> WORK TO COMPLETE: Return the count of lines that hold the string "done", with no other words.

> EXTRACTED ENTRIES:
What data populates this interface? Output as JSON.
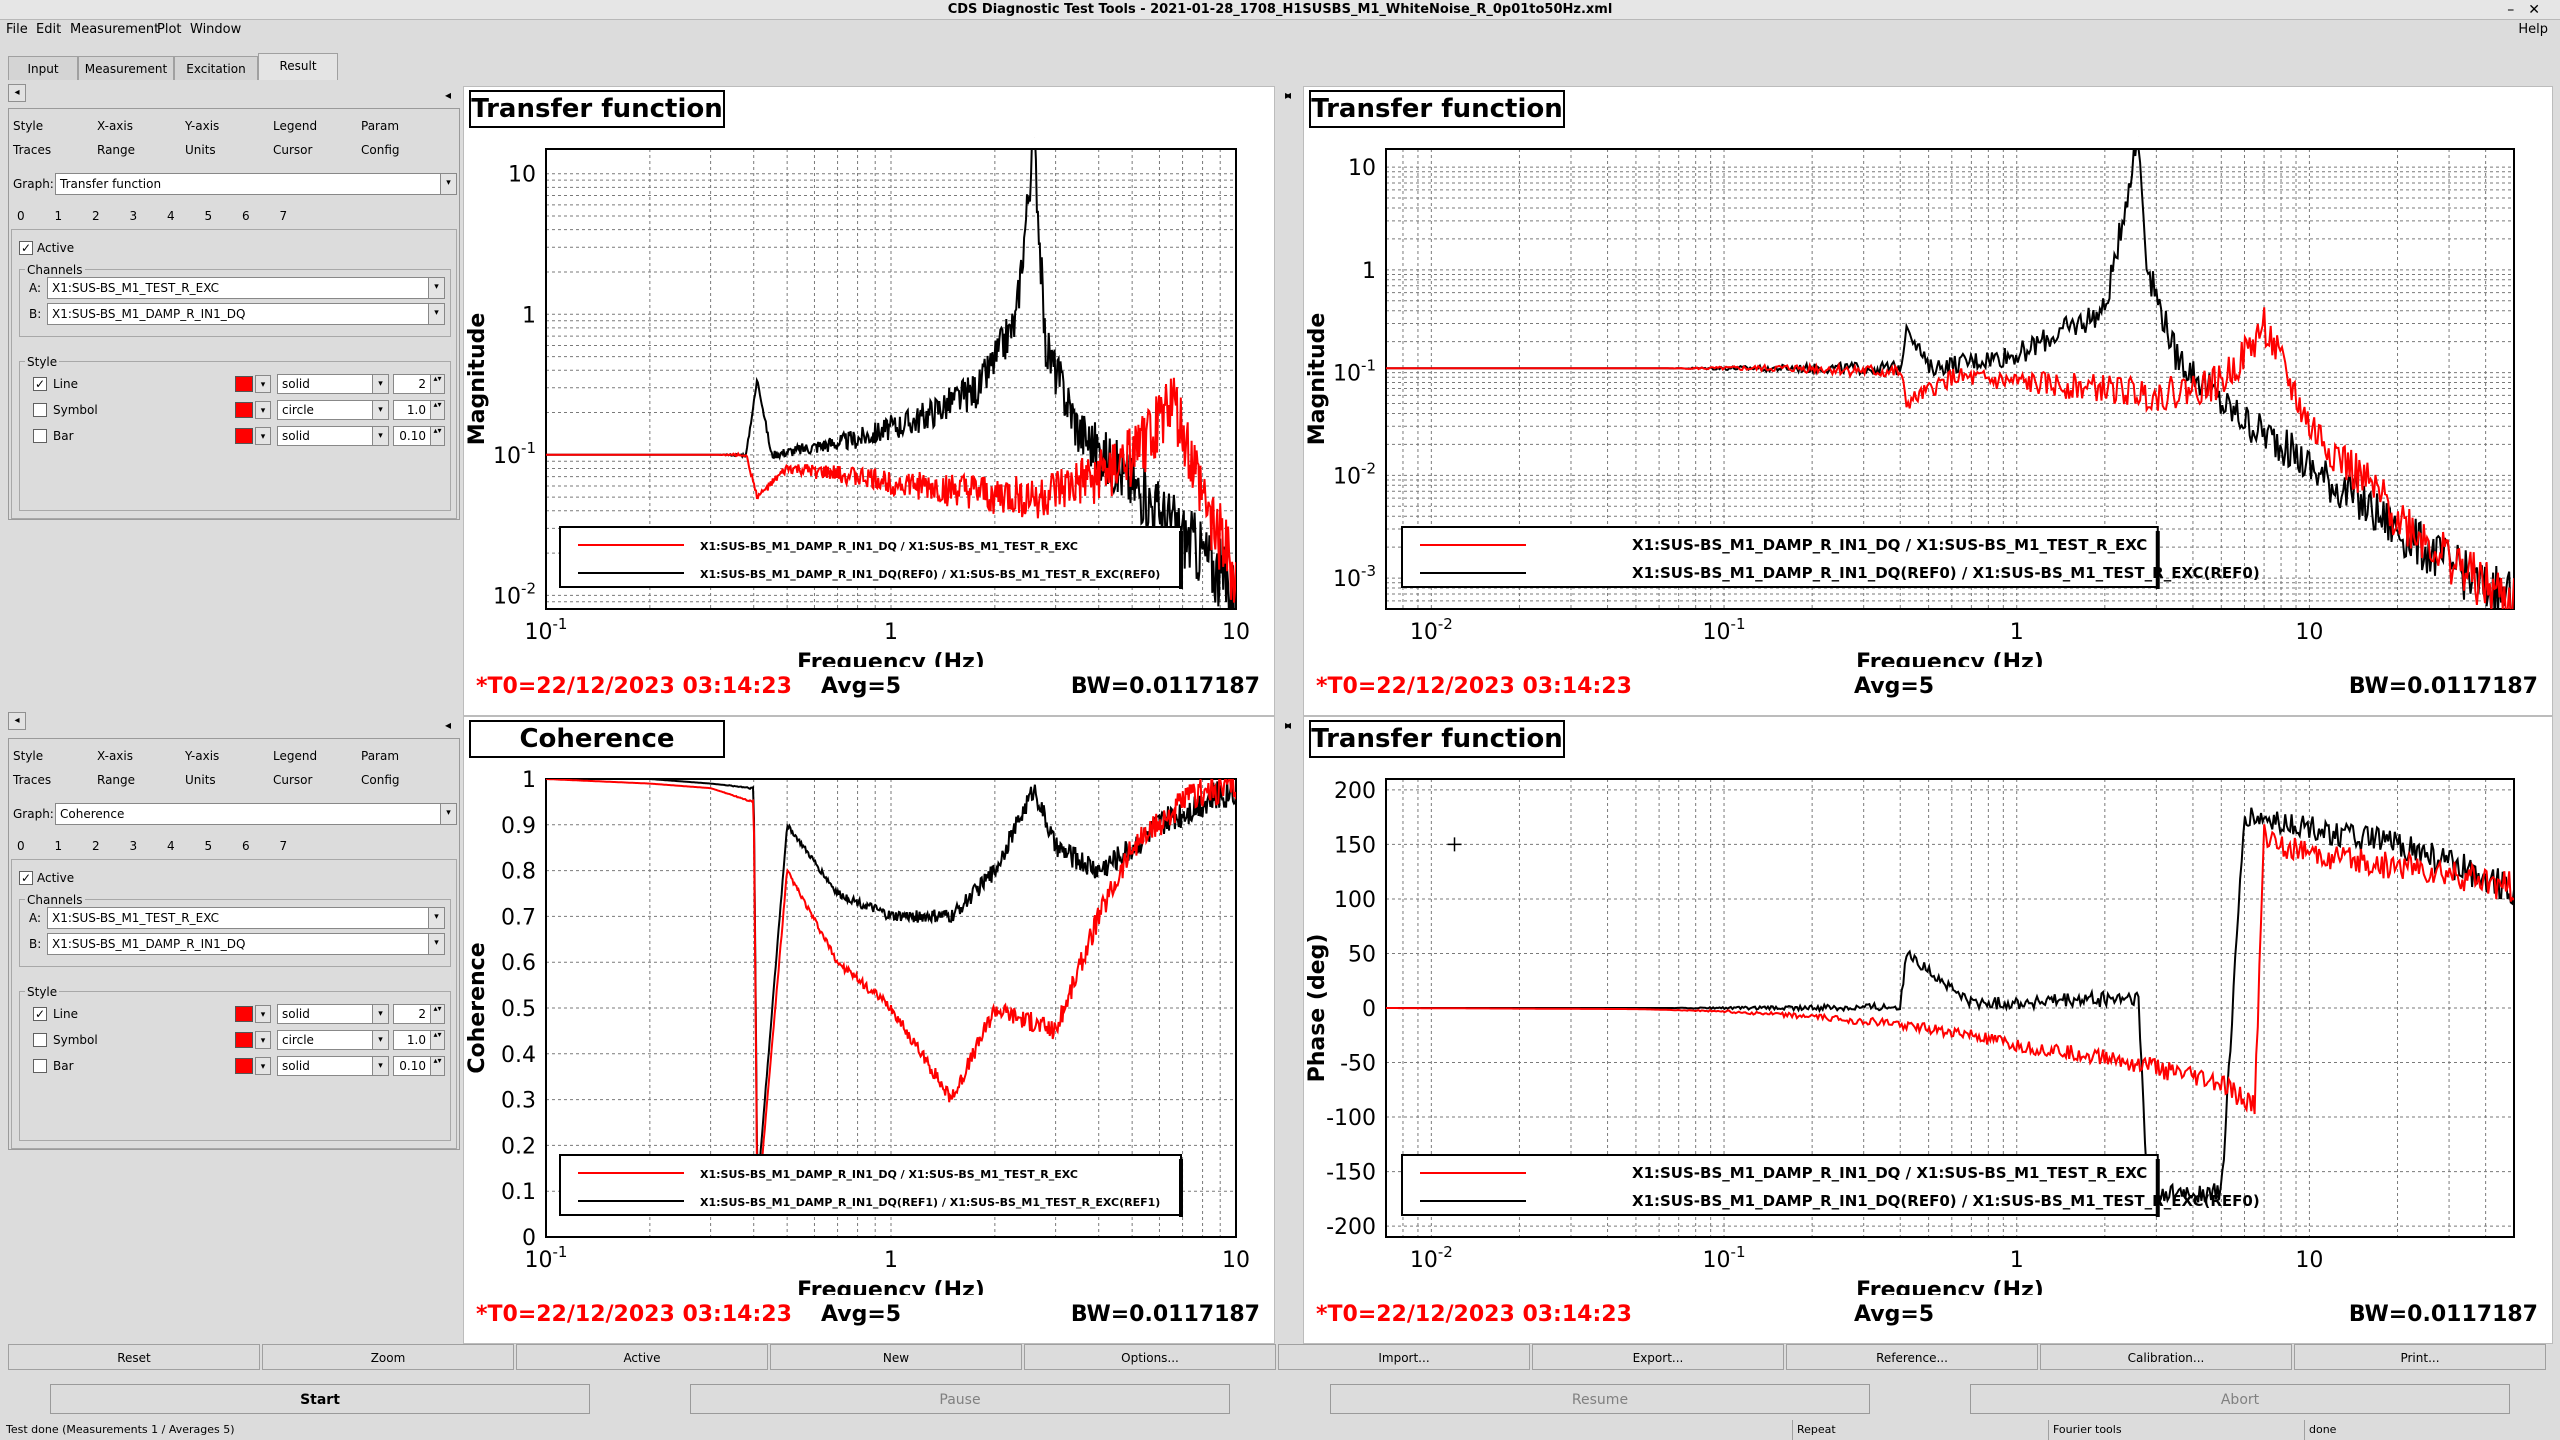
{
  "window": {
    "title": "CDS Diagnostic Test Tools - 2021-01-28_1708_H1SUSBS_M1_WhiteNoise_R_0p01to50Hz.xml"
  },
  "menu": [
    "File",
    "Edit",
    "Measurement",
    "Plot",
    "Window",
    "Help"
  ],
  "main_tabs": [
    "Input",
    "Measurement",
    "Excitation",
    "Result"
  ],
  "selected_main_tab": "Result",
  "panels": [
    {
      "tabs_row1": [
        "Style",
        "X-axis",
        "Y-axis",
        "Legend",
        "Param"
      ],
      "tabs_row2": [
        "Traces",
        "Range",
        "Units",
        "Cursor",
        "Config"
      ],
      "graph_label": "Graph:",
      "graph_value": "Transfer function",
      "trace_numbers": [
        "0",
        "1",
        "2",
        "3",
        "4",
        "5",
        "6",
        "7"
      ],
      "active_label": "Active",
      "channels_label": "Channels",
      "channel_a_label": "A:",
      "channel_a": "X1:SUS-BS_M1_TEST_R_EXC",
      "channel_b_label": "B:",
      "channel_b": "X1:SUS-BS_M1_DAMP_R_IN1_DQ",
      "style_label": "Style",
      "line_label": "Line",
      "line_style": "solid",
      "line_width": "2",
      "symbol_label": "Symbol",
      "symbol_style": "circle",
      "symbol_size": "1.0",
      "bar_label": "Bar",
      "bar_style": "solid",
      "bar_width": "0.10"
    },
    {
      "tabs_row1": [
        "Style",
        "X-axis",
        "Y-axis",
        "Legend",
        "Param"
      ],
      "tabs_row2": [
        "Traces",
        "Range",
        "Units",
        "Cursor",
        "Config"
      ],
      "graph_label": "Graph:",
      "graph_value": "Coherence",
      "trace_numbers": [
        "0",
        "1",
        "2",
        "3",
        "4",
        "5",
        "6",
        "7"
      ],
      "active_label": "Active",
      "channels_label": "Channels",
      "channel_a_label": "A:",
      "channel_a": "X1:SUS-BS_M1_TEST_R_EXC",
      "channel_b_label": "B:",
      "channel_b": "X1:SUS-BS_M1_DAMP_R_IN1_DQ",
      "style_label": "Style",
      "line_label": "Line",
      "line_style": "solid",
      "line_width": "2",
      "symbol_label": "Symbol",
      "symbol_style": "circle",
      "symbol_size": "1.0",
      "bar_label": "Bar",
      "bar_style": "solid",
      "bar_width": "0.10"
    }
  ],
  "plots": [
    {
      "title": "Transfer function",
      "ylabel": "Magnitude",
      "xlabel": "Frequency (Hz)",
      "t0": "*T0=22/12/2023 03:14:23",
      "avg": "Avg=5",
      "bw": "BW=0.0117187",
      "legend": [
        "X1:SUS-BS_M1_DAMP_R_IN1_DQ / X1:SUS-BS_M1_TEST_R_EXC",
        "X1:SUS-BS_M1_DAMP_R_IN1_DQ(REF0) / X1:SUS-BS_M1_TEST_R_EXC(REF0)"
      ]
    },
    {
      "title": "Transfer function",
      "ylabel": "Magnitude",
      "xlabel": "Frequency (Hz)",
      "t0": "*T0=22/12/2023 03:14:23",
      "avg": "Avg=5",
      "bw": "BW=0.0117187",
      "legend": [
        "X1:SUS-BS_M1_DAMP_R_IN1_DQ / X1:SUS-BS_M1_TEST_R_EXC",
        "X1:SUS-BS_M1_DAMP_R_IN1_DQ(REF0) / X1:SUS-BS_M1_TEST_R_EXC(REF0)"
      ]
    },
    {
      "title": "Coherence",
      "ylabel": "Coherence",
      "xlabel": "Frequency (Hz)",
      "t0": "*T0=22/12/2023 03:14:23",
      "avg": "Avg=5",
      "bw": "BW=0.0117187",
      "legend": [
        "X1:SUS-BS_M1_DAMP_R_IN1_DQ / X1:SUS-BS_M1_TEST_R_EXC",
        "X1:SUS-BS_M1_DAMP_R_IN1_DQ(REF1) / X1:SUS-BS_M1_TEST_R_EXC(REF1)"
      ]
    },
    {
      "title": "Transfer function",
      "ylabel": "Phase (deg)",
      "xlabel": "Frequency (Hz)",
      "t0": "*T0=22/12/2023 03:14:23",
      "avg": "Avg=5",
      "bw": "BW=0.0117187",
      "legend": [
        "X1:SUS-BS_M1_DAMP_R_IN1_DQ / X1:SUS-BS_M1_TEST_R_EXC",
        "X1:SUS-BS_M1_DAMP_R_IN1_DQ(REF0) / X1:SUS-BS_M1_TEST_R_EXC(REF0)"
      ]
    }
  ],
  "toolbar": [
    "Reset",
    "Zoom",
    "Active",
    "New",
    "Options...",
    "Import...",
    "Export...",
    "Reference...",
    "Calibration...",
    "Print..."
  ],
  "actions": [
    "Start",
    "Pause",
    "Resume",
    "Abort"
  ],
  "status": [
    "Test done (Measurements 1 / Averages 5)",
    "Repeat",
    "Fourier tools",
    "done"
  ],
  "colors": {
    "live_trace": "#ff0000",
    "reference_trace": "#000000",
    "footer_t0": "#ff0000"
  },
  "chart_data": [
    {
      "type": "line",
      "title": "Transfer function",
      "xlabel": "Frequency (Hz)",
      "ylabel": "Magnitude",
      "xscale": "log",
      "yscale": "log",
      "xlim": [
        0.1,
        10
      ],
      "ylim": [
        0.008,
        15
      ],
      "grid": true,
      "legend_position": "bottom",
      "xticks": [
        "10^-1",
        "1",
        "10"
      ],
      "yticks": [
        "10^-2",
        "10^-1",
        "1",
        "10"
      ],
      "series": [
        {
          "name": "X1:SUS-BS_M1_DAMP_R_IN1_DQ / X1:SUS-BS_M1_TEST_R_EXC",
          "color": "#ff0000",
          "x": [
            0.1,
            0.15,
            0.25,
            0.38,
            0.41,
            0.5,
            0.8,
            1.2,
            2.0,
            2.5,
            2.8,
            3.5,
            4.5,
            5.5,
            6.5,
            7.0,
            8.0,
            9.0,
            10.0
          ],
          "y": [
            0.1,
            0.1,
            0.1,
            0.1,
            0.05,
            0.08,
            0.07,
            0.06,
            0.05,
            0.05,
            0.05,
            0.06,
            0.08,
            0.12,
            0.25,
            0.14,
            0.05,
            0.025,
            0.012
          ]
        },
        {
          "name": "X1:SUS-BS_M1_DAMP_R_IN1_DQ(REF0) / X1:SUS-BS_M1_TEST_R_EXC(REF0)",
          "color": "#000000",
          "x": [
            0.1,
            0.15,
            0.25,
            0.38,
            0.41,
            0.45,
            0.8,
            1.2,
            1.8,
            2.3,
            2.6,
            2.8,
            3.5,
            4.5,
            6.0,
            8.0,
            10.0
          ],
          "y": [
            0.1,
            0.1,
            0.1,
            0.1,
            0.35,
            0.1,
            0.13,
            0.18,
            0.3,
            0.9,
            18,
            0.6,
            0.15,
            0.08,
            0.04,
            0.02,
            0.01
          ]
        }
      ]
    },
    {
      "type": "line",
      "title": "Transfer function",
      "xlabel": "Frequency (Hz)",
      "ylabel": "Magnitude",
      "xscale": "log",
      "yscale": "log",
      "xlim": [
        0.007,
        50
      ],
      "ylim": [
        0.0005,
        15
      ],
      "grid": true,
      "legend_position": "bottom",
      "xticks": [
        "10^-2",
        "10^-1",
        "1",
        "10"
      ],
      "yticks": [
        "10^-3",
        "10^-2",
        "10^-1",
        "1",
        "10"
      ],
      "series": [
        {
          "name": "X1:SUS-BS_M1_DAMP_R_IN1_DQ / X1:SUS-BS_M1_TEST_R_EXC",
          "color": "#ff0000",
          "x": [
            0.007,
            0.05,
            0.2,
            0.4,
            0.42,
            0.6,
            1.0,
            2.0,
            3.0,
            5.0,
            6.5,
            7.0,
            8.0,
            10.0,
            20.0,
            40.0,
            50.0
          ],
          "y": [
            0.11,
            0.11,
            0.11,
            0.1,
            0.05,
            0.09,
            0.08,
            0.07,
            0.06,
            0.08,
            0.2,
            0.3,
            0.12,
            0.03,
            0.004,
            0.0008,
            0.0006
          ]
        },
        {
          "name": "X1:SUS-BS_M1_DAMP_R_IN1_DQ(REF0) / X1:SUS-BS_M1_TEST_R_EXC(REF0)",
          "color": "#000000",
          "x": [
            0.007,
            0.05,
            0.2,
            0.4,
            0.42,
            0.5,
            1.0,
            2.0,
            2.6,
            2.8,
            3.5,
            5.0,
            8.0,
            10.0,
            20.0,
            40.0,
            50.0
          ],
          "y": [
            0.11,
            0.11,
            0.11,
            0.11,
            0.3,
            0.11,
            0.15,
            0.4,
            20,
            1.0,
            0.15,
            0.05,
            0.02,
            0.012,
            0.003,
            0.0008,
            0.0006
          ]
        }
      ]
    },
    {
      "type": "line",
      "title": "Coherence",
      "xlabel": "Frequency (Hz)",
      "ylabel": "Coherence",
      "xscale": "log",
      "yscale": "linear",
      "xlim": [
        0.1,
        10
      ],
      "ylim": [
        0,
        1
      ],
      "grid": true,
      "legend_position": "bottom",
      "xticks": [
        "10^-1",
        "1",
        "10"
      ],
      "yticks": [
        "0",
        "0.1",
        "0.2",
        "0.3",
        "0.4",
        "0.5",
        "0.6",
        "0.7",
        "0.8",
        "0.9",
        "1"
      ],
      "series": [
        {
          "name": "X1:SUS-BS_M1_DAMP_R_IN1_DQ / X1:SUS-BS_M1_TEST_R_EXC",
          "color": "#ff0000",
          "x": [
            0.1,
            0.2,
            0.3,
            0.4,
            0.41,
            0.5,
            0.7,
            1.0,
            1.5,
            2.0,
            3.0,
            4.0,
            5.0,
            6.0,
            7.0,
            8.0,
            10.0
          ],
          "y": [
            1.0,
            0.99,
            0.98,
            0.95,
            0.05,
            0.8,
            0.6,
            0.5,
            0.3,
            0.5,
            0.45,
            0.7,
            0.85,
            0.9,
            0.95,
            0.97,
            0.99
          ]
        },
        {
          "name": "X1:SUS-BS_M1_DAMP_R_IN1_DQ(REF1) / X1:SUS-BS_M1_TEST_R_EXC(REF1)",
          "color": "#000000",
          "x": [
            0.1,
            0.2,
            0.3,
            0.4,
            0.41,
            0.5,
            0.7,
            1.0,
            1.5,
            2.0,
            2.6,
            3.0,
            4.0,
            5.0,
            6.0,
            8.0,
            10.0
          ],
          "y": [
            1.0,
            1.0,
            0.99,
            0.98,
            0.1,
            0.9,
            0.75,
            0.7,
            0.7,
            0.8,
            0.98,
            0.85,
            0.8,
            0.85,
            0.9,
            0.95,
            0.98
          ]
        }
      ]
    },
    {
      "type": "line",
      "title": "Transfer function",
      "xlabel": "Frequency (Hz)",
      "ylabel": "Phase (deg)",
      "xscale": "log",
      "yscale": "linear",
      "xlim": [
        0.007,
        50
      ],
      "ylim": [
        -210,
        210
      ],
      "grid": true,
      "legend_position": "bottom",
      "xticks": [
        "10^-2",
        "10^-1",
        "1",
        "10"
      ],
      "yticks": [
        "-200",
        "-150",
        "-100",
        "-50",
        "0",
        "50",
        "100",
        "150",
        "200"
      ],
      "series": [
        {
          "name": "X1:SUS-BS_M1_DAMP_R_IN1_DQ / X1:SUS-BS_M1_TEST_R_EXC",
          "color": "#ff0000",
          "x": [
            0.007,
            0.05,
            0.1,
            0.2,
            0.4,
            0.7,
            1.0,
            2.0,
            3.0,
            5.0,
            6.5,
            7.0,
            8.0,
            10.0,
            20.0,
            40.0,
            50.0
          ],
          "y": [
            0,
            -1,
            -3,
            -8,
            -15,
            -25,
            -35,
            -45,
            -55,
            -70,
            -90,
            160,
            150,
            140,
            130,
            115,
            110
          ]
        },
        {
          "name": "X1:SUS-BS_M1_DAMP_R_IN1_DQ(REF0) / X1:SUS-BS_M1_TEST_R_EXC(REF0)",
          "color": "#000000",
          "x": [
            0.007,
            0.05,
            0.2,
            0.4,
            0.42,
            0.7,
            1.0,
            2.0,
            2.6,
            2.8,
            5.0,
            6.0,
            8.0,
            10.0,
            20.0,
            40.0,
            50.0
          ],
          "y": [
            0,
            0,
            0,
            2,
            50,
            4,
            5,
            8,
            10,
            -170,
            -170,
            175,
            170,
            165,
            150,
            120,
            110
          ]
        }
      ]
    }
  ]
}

> EXERCISE SOLUTION: 2